YOUR GOAL =>
How many lines of the data hold the word "Donors"? State the number and nothing else.
───── EXERCISE DATA
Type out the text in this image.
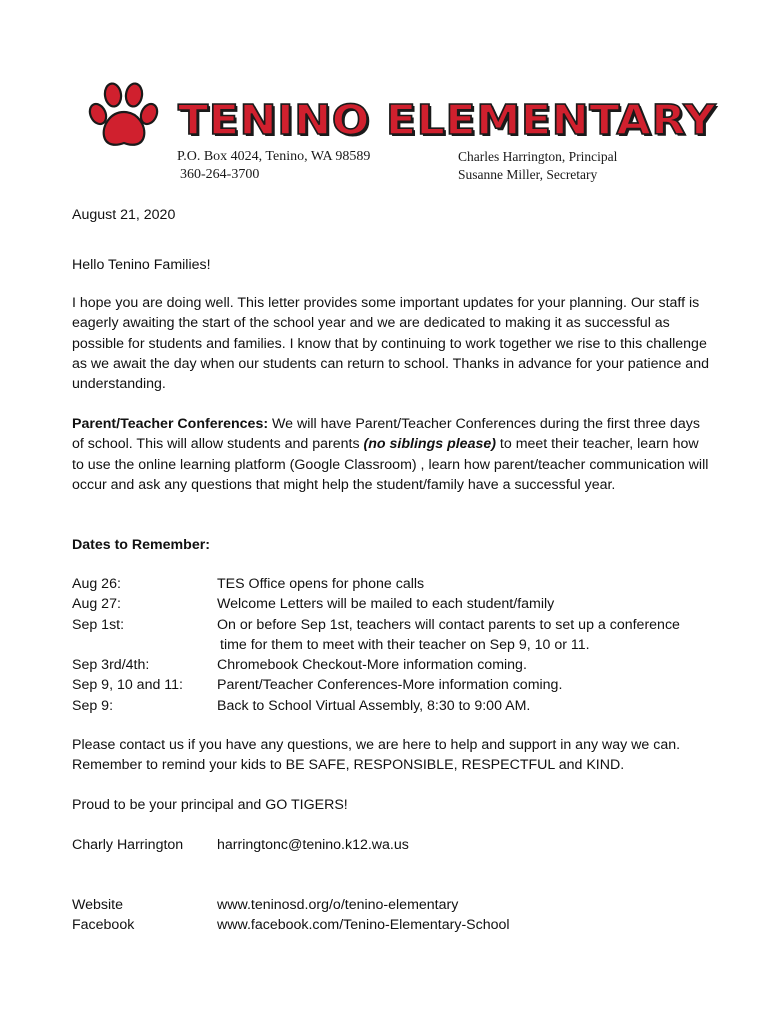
TENINO ELEMENTARY
P.O. Box 4024, Tenino, WA 98589
360-264-3700
Charles Harrington, Principal
Susanne Miller, Secretary

August 21, 2020

Hello Tenino Families!

I hope you are doing well. This letter provides some important updates for your planning. Our staff is eagerly awaiting the start of the school year and we are dedicated to making it as successful as possible for students and families. I know that by continuing to work together we rise to this challenge as we await the day when our students can return to school. Thanks in advance for your patience and understanding.

Parent/Teacher Conferences: We will have Parent/Teacher Conferences during the first three days of school. This will allow students and parents (no siblings please) to meet their teacher, learn how to use the online learning platform (Google Classroom) , learn how parent/teacher communication will occur and ask any questions that might help the student/family have a successful year.

Dates to Remember:

Aug 26:	TES Office opens for phone calls
Aug 27:	Welcome Letters will be mailed to each student/family
Sep 1st:	On or before Sep 1st, teachers will contact parents to set up a conference
time for them to meet with their teacher on Sep 9, 10 or 11.

Sep 3rd/4th:	Chromebook Checkout-More information coming.
Sep 9, 10 and 11:	Parent/Teacher Conferences-More information coming.
Sep 9:	Back to School Virtual Assembly, 8:30 to 9:00 AM.

Please contact us if you have any questions, we are here to help and support in any way we can. Remember to remind your kids to BE SAFE, RESPONSIBLE, RESPECTFUL and KIND.

Proud to be your principal and GO TIGERS!

Charly Harrington harringtonc@tenino.k12.wa.us
Website	www.teninosd.org/o/tenino-elementary
Facebook	www.facebook.com/Tenino-Elementary-School
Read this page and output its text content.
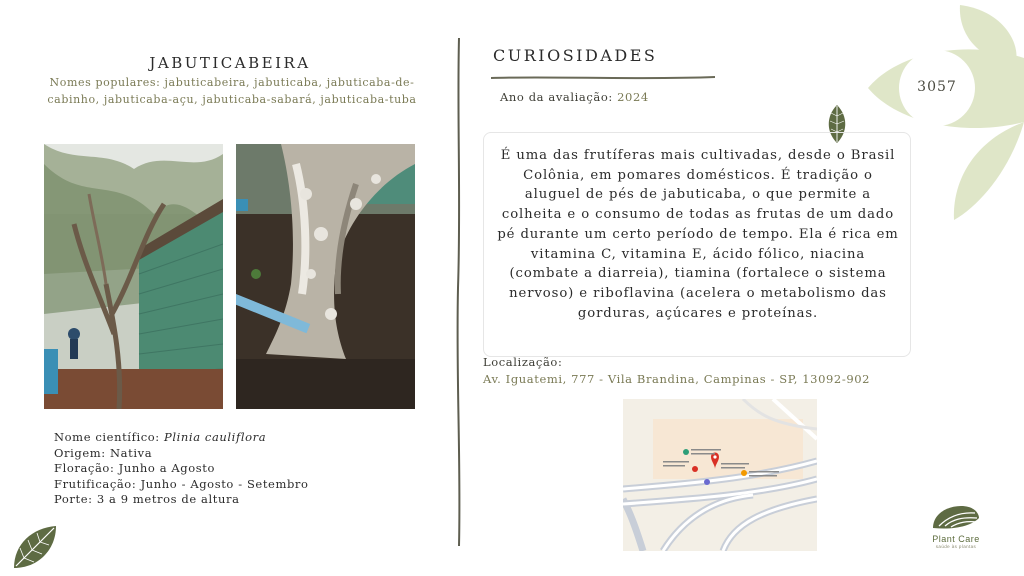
JABUTICABEIRA
Nomes populares: jabuticabeira, jabuticaba, jabuticaba-de-cabinho, jabuticaba-açu, jabuticaba-sabará, jabuticaba-tuba
Nome científico: Plinia cauliflora
Origem: Nativa
Floração: Junho a Agosto
Frutificação: Junho - Agosto - Setembro
Porte: 3 a 9 metros de altura
CURIOSIDADES
Ano da avaliação: 2024
É uma das frutíferas mais cultivadas, desde o Brasil Colônia, em pomares domésticos. É tradição o aluguel de pés de jabuticaba, o que permite a colheita e o consumo de todas as frutas de um dado pé durante um certo período de tempo. Ela é rica em vitamina C, vitamina E, ácido fólico, niacina (combate a diarreia), tiamina (fortalece o sistema nervoso) e riboflavina (acelera o metabolismo das gorduras, açúcares e proteínas.
Localização:
Av. Iguatemi, 777 - Vila Brandina, Campinas - SP, 13092-902
3057
Plant Care
saúde às plantas
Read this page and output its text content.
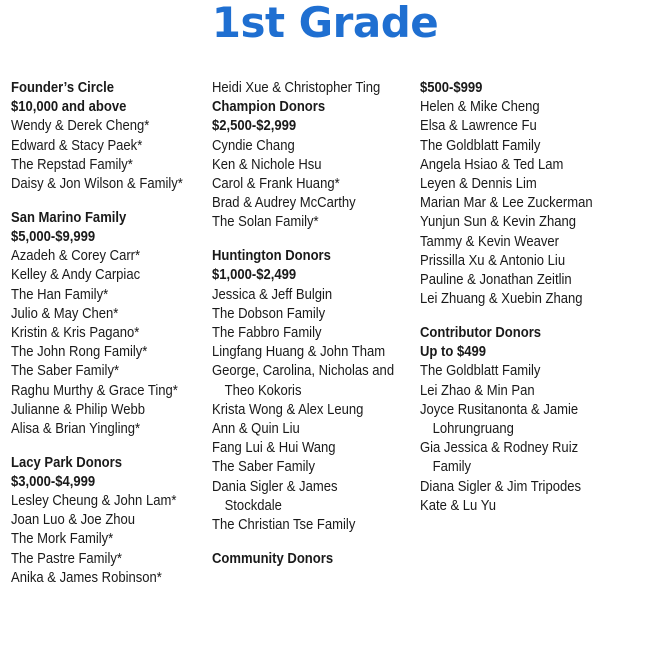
1st Grade
Founder’s Circle
$10,000 and above
Wendy & Derek Cheng*
Edward & Stacy Paek*
The Repstad Family*
Daisy & Jon Wilson & Family*
San Marino Family
$5,000-$9,999
Azadeh & Corey Carr*
Kelley & Andy Carpiac
The Han Family*
Julio & May Chen*
Kristin & Kris Pagano*
The John Rong Family*
The Saber Family*
Raghu Murthy & Grace Ting*
Julianne & Philip Webb
Alisa & Brian Yingling*
Lacy Park Donors
$3,000-$4,999
Lesley Cheung & John Lam*
Joan Luo & Joe Zhou
The Mork Family*
The Pastre Family*
Anika & James Robinson*
Heidi Xue & Christopher Ting
Champion Donors
$2,500-$2,999
Cyndie Chang
Ken & Nichole Hsu
Carol & Frank Huang*
Brad & Audrey McCarthy
The Solan Family*
Huntington Donors
$1,000-$2,499
Jessica & Jeff Bulgin
The Dobson Family
The Fabbro Family
Lingfang Huang & John Tham
George, Carolina, Nicholas and
Theo Kokoris
Krista Wong & Alex Leung
Ann & Quin Liu
Fang Lui & Hui Wang
The Saber Family
Dania Sigler & James
Stockdale
The Christian Tse Family
Community Donors
$500-$999
Helen & Mike Cheng
Elsa & Lawrence Fu
The Goldblatt Family
Angela Hsiao & Ted Lam
Leyen & Dennis Lim
Marian Mar & Lee Zuckerman
Yunjun Sun & Kevin Zhang
Tammy & Kevin Weaver
Prissilla Xu & Antonio Liu
Pauline & Jonathan Zeitlin
Lei Zhuang & Xuebin Zhang
Contributor Donors
Up to $499
The Goldblatt Family
Lei Zhao & Min Pan
Joyce Rusitanonta & Jamie
Lohrungruang
Gia Jessica & Rodney Ruiz
Family
Diana Sigler & Jim Tripodes
Kate & Lu Yu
──────────
FINAL RESULT =>
5